Dataset records
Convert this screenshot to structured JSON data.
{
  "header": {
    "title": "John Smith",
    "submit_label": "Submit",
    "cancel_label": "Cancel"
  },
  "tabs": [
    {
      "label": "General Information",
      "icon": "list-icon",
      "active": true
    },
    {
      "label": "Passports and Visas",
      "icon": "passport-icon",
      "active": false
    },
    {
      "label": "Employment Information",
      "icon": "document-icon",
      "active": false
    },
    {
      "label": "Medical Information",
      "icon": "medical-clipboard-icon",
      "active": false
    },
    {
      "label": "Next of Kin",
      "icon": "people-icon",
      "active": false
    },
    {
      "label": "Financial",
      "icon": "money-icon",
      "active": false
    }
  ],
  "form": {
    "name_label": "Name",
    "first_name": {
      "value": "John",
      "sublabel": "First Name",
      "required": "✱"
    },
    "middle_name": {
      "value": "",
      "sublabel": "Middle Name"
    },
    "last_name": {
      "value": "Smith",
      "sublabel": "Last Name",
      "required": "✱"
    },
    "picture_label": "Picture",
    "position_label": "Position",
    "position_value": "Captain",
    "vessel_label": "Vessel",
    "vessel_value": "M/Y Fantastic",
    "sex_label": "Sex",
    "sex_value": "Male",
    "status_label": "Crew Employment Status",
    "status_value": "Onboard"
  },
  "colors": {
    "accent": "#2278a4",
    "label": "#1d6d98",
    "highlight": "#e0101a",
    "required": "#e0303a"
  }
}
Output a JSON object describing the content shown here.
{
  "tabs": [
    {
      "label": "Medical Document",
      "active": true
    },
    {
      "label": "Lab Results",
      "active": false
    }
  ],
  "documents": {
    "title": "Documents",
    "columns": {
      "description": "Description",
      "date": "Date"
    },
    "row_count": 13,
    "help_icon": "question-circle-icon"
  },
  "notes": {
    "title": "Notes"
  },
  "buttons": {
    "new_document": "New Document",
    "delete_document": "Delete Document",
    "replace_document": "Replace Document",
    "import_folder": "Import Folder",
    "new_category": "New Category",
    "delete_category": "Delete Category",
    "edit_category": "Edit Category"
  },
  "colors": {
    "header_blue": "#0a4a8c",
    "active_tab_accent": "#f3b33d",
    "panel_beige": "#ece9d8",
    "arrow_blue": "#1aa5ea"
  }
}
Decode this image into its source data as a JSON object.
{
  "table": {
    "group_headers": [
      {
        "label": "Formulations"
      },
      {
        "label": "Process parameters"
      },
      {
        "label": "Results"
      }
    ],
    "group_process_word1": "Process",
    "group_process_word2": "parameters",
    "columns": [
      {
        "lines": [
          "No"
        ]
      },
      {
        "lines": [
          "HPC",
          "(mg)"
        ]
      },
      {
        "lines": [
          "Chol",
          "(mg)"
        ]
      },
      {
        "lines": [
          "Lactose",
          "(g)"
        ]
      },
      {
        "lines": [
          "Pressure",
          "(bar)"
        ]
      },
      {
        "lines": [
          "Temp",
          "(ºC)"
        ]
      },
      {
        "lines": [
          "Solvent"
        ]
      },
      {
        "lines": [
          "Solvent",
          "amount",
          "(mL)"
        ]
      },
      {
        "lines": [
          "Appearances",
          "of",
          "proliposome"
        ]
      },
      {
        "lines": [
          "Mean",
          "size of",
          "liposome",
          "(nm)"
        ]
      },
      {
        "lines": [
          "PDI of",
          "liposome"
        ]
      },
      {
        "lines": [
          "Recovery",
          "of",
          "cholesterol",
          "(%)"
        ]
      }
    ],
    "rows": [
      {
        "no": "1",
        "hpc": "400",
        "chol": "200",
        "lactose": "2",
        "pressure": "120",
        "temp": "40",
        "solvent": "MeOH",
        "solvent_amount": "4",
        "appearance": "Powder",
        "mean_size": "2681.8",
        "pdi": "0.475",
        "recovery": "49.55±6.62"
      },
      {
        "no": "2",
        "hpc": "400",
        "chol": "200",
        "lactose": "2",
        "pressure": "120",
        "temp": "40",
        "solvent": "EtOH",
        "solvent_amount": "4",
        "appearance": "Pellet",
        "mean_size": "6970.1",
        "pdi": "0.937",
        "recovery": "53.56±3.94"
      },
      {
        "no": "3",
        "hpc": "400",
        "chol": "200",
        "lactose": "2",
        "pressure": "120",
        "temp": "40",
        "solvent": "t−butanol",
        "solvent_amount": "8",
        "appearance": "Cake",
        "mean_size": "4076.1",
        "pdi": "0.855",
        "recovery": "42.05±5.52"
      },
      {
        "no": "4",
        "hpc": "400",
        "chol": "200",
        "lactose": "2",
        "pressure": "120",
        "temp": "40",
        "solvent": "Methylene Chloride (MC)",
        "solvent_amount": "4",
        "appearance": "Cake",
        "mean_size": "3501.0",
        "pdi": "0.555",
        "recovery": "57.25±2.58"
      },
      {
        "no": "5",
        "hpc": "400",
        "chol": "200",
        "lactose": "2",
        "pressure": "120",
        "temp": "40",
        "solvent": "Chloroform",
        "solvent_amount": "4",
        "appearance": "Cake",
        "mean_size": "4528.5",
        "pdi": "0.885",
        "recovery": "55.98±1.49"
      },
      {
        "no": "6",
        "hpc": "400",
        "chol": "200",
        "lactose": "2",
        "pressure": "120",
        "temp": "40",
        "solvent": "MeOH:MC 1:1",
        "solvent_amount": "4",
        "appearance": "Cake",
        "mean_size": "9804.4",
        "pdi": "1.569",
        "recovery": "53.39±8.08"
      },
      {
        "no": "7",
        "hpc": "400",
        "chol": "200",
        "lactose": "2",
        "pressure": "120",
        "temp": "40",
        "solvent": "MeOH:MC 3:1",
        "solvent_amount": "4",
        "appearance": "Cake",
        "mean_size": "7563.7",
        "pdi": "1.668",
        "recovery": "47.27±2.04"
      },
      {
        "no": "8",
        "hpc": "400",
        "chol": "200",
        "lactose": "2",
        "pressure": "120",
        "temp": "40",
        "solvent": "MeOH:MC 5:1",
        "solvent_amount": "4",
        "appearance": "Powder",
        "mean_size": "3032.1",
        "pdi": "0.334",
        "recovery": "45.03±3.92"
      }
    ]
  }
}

= EXERCISE DESCRIPTION =
Copy all of the data exactly.

= COMPLETE OUTPUT =
Convert this screenshot to structured JSON data.
{
  "header": {
    "title": "John Smith",
    "submit_label": "Submit",
    "cancel_label": "Cancel"
  },
  "tabs": [
    {
      "label": "General Information",
      "icon": "list-icon",
      "active": true
    },
    {
      "label": "Passports and Visas",
      "icon": "passport-icon",
      "active": false
    },
    {
      "label": "Employment Information",
      "icon": "document-icon",
      "active": false
    },
    {
      "label": "Medical Information",
      "icon": "medical-clipboard-icon",
      "active": false
    },
    {
      "label": "Next of Kin",
      "icon": "people-icon",
      "active": false
    },
    {
      "label": "Financial",
      "icon": "money-icon",
      "active": false
    }
  ],
  "form": {
    "name_label": "Name",
    "first_name": {
      "value": "John",
      "sublabel": "First Name",
      "required": "✱"
    },
    "middle_name": {
      "value": "",
      "sublabel": "Middle Name"
    },
    "last_name": {
      "value": "Smith",
      "sublabel": "Last Name",
      "required": "✱"
    },
    "picture_label": "Picture",
    "position_label": "Position",
    "position_value": "Captain",
    "vessel_label": "Vessel",
    "vessel_value": "M/Y Fantastic",
    "sex_label": "Sex",
    "sex_value": "Male",
    "status_label": "Crew Employment Status",
    "status_value": "Onboard"
  },
  "colors": {
    "accent": "#2278a4",
    "label": "#1d6d98",
    "highlight": "#e0101a",
    "required": "#e0303a"
  }
}
Output a JSON object describing the content shown here.
{
  "tabs": [
    {
      "label": "Medical Document",
      "active": true
    },
    {
      "label": "Lab Results",
      "active": false
    }
  ],
  "documents": {
    "title": "Documents",
    "columns": {
      "description": "Description",
      "date": "Date"
    },
    "row_count": 13,
    "help_icon": "question-circle-icon"
  },
  "notes": {
    "title": "Notes"
  },
  "buttons": {
    "new_document": "New Document",
    "delete_document": "Delete Document",
    "replace_document": "Replace Document",
    "import_folder": "Import Folder",
    "new_category": "New Category",
    "delete_category": "Delete Category",
    "edit_category": "Edit Category"
  },
  "colors": {
    "header_blue": "#0a4a8c",
    "active_tab_accent": "#f3b33d",
    "panel_beige": "#ece9d8",
    "arrow_blue": "#1aa5ea"
  }
}
Decode this image into its source data as a JSON object.
{
  "table": {
    "group_headers": [
      {
        "label": "Formulations"
      },
      {
        "label": "Process parameters"
      },
      {
        "label": "Results"
      }
    ],
    "group_process_word1": "Process",
    "group_process_word2": "parameters",
    "columns": [
      {
        "lines": [
          "No"
        ]
      },
      {
        "lines": [
          "HPC",
          "(mg)"
        ]
      },
      {
        "lines": [
          "Chol",
          "(mg)"
        ]
      },
      {
        "lines": [
          "Lactose",
          "(g)"
        ]
      },
      {
        "lines": [
          "Pressure",
          "(bar)"
        ]
      },
      {
        "lines": [
          "Temp",
          "(ºC)"
        ]
      },
      {
        "lines": [
          "Solvent"
        ]
      },
      {
        "lines": [
          "Solvent",
          "amount",
          "(mL)"
        ]
      },
      {
        "lines": [
          "Appearances",
          "of",
          "proliposome"
        ]
      },
      {
        "lines": [
          "Mean",
          "size of",
          "liposome",
          "(nm)"
        ]
      },
      {
        "lines": [
          "PDI of",
          "liposome"
        ]
      },
      {
        "lines": [
          "Recovery",
          "of",
          "cholesterol",
          "(%)"
        ]
      }
    ],
    "rows": [
      {
        "no": "1",
        "hpc": "400",
        "chol": "200",
        "lactose": "2",
        "pressure": "120",
        "temp": "40",
        "solvent": "MeOH",
        "solvent_amount": "4",
        "appearance": "Powder",
        "mean_size": "2681.8",
        "pdi": "0.475",
        "recovery": "49.55±6.62"
      },
      {
        "no": "2",
        "hpc": "400",
        "chol": "200",
        "lactose": "2",
        "pressure": "120",
        "temp": "40",
        "solvent": "EtOH",
        "solvent_amount": "4",
        "appearance": "Pellet",
        "mean_size": "6970.1",
        "pdi": "0.937",
        "recovery": "53.56±3.94"
      },
      {
        "no": "3",
        "hpc": "400",
        "chol": "200",
        "lactose": "2",
        "pressure": "120",
        "temp": "40",
        "solvent": "t−butanol",
        "solvent_amount": "8",
        "appearance": "Cake",
        "mean_size": "4076.1",
        "pdi": "0.855",
        "recovery": "42.05±5.52"
      },
      {
        "no": "4",
        "hpc": "400",
        "chol": "200",
        "lactose": "2",
        "pressure": "120",
        "temp": "40",
        "solvent": "Methylene Chloride (MC)",
        "solvent_amount": "4",
        "appearance": "Cake",
        "mean_size": "3501.0",
        "pdi": "0.555",
        "recovery": "57.25±2.58"
      },
      {
        "no": "5",
        "hpc": "400",
        "chol": "200",
        "lactose": "2",
        "pressure": "120",
        "temp": "40",
        "solvent": "Chloroform",
        "solvent_amount": "4",
        "appearance": "Cake",
        "mean_size": "4528.5",
        "pdi": "0.885",
        "recovery": "55.98±1.49"
      },
      {
        "no": "6",
        "hpc": "400",
        "chol": "200",
        "lactose": "2",
        "pressure": "120",
        "temp": "40",
        "solvent": "MeOH:MC 1:1",
        "solvent_amount": "4",
        "appearance": "Cake",
        "mean_size": "9804.4",
        "pdi": "1.569",
        "recovery": "53.39±8.08"
      },
      {
        "no": "7",
        "hpc": "400",
        "chol": "200",
        "lactose": "2",
        "pressure": "120",
        "temp": "40",
        "solvent": "MeOH:MC 3:1",
        "solvent_amount": "4",
        "appearance": "Cake",
        "mean_size": "7563.7",
        "pdi": "1.668",
        "recovery": "47.27±2.04"
      },
      {
        "no": "8",
        "hpc": "400",
        "chol": "200",
        "lactose": "2",
        "pressure": "120",
        "temp": "40",
        "solvent": "MeOH:MC 5:1",
        "solvent_amount": "4",
        "appearance": "Powder",
        "mean_size": "3032.1",
        "pdi": "0.334",
        "recovery": "45.03±3.92"
      }
    ]
  }
}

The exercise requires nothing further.